======== Exercise input ========
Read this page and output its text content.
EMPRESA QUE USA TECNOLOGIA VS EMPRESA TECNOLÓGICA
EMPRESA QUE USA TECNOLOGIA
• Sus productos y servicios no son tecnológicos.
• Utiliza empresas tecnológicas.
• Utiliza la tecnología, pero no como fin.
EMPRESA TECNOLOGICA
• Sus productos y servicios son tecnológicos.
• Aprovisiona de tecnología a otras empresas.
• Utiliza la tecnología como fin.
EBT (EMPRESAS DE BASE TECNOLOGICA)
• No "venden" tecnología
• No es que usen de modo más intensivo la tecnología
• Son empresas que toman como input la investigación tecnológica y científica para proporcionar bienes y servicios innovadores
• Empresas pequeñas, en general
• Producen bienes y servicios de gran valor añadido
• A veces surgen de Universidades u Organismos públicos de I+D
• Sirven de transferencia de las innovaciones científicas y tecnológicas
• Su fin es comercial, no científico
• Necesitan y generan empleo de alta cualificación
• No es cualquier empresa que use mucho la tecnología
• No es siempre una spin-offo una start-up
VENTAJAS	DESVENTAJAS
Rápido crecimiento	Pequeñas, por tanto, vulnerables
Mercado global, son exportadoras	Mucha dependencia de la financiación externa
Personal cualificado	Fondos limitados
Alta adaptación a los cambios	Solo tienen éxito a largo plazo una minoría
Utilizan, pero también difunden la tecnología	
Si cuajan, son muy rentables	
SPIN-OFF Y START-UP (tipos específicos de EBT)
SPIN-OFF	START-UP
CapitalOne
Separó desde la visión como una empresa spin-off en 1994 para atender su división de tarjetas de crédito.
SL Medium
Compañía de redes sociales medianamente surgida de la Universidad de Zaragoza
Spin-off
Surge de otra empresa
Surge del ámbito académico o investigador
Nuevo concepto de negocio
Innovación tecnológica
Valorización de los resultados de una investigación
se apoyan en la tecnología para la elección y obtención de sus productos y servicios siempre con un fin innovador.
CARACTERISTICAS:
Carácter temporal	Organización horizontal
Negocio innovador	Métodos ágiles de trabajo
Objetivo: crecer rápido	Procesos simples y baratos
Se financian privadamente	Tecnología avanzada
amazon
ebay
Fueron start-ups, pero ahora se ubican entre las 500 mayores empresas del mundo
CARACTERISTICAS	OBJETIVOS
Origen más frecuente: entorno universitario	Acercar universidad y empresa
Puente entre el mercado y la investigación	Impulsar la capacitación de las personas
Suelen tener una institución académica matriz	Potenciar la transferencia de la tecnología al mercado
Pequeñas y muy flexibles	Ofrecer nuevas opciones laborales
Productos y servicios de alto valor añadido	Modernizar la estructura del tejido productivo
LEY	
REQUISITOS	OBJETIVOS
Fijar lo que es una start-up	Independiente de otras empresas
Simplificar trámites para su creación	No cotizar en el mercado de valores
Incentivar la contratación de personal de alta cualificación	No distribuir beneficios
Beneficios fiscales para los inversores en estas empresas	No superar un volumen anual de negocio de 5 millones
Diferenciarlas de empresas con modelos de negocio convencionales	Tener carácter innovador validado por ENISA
========
[Task instructions] Please copy out each record, character for character.

[The output]
Read this page and output its text content.
EMPRESA QUE USA TECNOLOGIA VS EMPRESA TECNOLÓGICA
EMPRESA QUE USA TECNOLOGIA
• Sus productos y servicios no son tecnológicos.
• Utiliza empresas tecnológicas.
• Utiliza la tecnología, pero no como fin.
EMPRESA TECNOLOGICA
• Sus productos y servicios son tecnológicos.
• Aprovisiona de tecnología a otras empresas.
• Utiliza la tecnología como fin.
EBT (EMPRESAS DE BASE TECNOLOGICA)
• No "venden" tecnología
• No es que usen de modo más intensivo la tecnología
• Son empresas que toman como input la investigación tecnológica y científica para proporcionar bienes y servicios innovadores
• Empresas pequeñas, en general
• Producen bienes y servicios de gran valor añadido
• A veces surgen de Universidades u Organismos públicos de I+D
• Sirven de transferencia de las innovaciones científicas y tecnológicas
• Su fin es comercial, no científico
• Necesitan y generan empleo de alta cualificación
• No es cualquier empresa que use mucho la tecnología
• No es siempre una spin-offo una start-up
VENTAJAS	DESVENTAJAS
Rápido crecimiento	Pequeñas, por tanto, vulnerables
Mercado global, son exportadoras	Mucha dependencia de la financiación externa
Personal cualificado	Fondos limitados
Alta adaptación a los cambios	Solo tienen éxito a largo plazo una minoría
Utilizan, pero también difunden la tecnología	
Si cuajan, son muy rentables	
SPIN-OFF Y START-UP (tipos específicos de EBT)
SPIN-OFF	START-UP
CapitalOne
Separó desde la visión como una empresa spin-off en 1994 para atender su división de tarjetas de crédito.
SL Medium
Compañía de redes sociales medianamente surgida de la Universidad de Zaragoza
Spin-off
Surge de otra empresa
Surge del ámbito académico o investigador
Nuevo concepto de negocio
Innovación tecnológica
Valorización de los resultados de una investigación
se apoyan en la tecnología para la elección y obtención de sus productos y servicios siempre con un fin innovador.
CARACTERISTICAS:
Carácter temporal	Organización horizontal
Negocio innovador	Métodos ágiles de trabajo
Objetivo: crecer rápido	Procesos simples y baratos
Se financian privadamente	Tecnología avanzada
amazon
ebay
Fueron start-ups, pero ahora se ubican entre las 500 mayores empresas del mundo
CARACTERISTICAS	OBJETIVOS
Origen más frecuente: entorno universitario	Acercar universidad y empresa
Puente entre el mercado y la investigación	Impulsar la capacitación de las personas
Suelen tener una institución académica matriz	Potenciar la transferencia de la tecnología al mercado
Pequeñas y muy flexibles	Ofrecer nuevas opciones laborales
Productos y servicios de alto valor añadido	Modernizar la estructura del tejido productivo
LEY	
REQUISITOS	OBJETIVOS
Fijar lo que es una start-up	Independiente de otras empresas
Simplificar trámites para su creación	No cotizar en el mercado de valores
Incentivar la contratación de personal de alta cualificación	No distribuir beneficios
Beneficios fiscales para los inversores en estas empresas	No superar un volumen anual de negocio de 5 millones
Diferenciarlas de empresas con modelos de negocio convencionales	Tener carácter innovador validado por ENISA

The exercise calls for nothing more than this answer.